- _Required work_: Return all the entries exactly, keeping pictures out.

::::

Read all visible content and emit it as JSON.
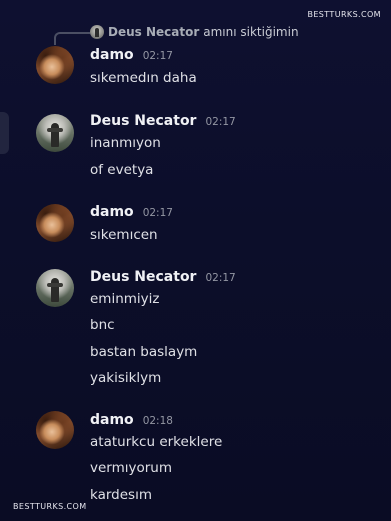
{
  "watermark": "BESTTURKS.COM",
  "reply": {
    "author": "Deus Necator",
    "text": "amını siktiğimin"
  },
  "messages": [
    {
      "author": "damo",
      "time": "02:17",
      "lines": [
        "sıkemedın daha"
      ]
    },
    {
      "author": "Deus Necator",
      "time": "02:17",
      "lines": [
        "inanmıyon",
        "of evetya"
      ]
    },
    {
      "author": "damo",
      "time": "02:17",
      "lines": [
        "sıkemıcen"
      ]
    },
    {
      "author": "Deus Necator",
      "time": "02:17",
      "lines": [
        "eminmiyiz",
        "bnc",
        "bastan baslaym",
        "yakisiklym"
      ]
    },
    {
      "author": "damo",
      "time": "02:18",
      "lines": [
        "ataturkcu erkeklere",
        "vermıyorum",
        "kardesım"
      ]
    }
  ]
}
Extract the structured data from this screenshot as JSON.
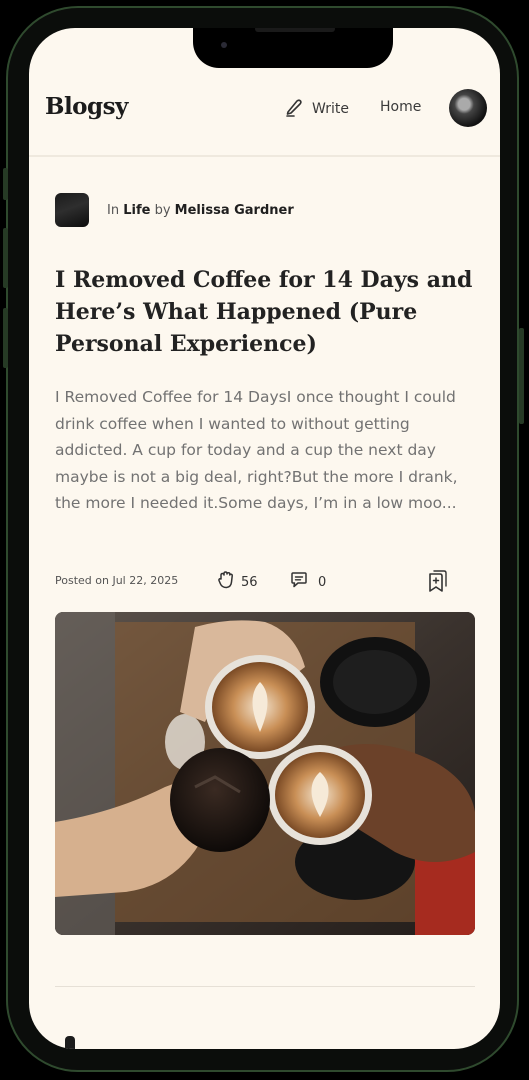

::::

- _Final answer_:
Read all visible content and emit it as JSON.
{
  "watermark": "BESTTURKS.COM",
  "reply": {
    "author": "Deus Necator",
    "text": "amını siktiğimin"
  },
  "messages": [
    {
      "author": "damo",
      "time": "02:17",
      "lines": [
        "sıkemedın daha"
      ]
    },
    {
      "author": "Deus Necator",
      "time": "02:17",
      "lines": [
        "inanmıyon",
        "of evetya"
      ]
    },
    {
      "author": "damo",
      "time": "02:17",
      "lines": [
        "sıkemıcen"
      ]
    },
    {
      "author": "Deus Necator",
      "time": "02:17",
      "lines": [
        "eminmiyiz",
        "bnc",
        "bastan baslaym",
        "yakisiklym"
      ]
    },
    {
      "author": "damo",
      "time": "02:18",
      "lines": [
        "ataturkcu erkeklere",
        "vermıyorum",
        "kardesım"
      ]
    }
  ]
}
Extract the structured data from this screenshot as JSON.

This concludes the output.